Chart and figure data

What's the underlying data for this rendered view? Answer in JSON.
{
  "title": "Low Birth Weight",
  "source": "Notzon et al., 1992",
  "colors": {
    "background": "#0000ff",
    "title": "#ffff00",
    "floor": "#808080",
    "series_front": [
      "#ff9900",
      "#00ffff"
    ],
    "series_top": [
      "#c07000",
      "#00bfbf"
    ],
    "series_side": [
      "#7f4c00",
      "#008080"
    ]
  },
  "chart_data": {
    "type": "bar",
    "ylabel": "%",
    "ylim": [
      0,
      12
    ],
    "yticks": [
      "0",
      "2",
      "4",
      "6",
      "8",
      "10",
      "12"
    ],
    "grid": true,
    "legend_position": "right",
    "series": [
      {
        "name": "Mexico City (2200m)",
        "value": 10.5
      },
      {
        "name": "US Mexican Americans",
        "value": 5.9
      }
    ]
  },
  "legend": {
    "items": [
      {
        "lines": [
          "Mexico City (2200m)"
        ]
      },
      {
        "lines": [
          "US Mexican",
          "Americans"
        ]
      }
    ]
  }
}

GOAL
Output all of the data again, exactly.

RESPONSE TO THE TASK
What's the underlying data for this rendered view? Answer in JSON.
{
  "title": "Low Birth Weight",
  "source": "Notzon et al., 1992",
  "colors": {
    "background": "#0000ff",
    "title": "#ffff00",
    "floor": "#808080",
    "series_front": [
      "#ff9900",
      "#00ffff"
    ],
    "series_top": [
      "#c07000",
      "#00bfbf"
    ],
    "series_side": [
      "#7f4c00",
      "#008080"
    ]
  },
  "chart_data": {
    "type": "bar",
    "ylabel": "%",
    "ylim": [
      0,
      12
    ],
    "yticks": [
      "0",
      "2",
      "4",
      "6",
      "8",
      "10",
      "12"
    ],
    "grid": true,
    "legend_position": "right",
    "series": [
      {
        "name": "Mexico City (2200m)",
        "value": 10.5
      },
      {
        "name": "US Mexican Americans",
        "value": 5.9
      }
    ]
  },
  "legend": {
    "items": [
      {
        "lines": [
          "Mexico City (2200m)"
        ]
      },
      {
        "lines": [
          "US Mexican",
          "Americans"
        ]
      }
    ]
  }
}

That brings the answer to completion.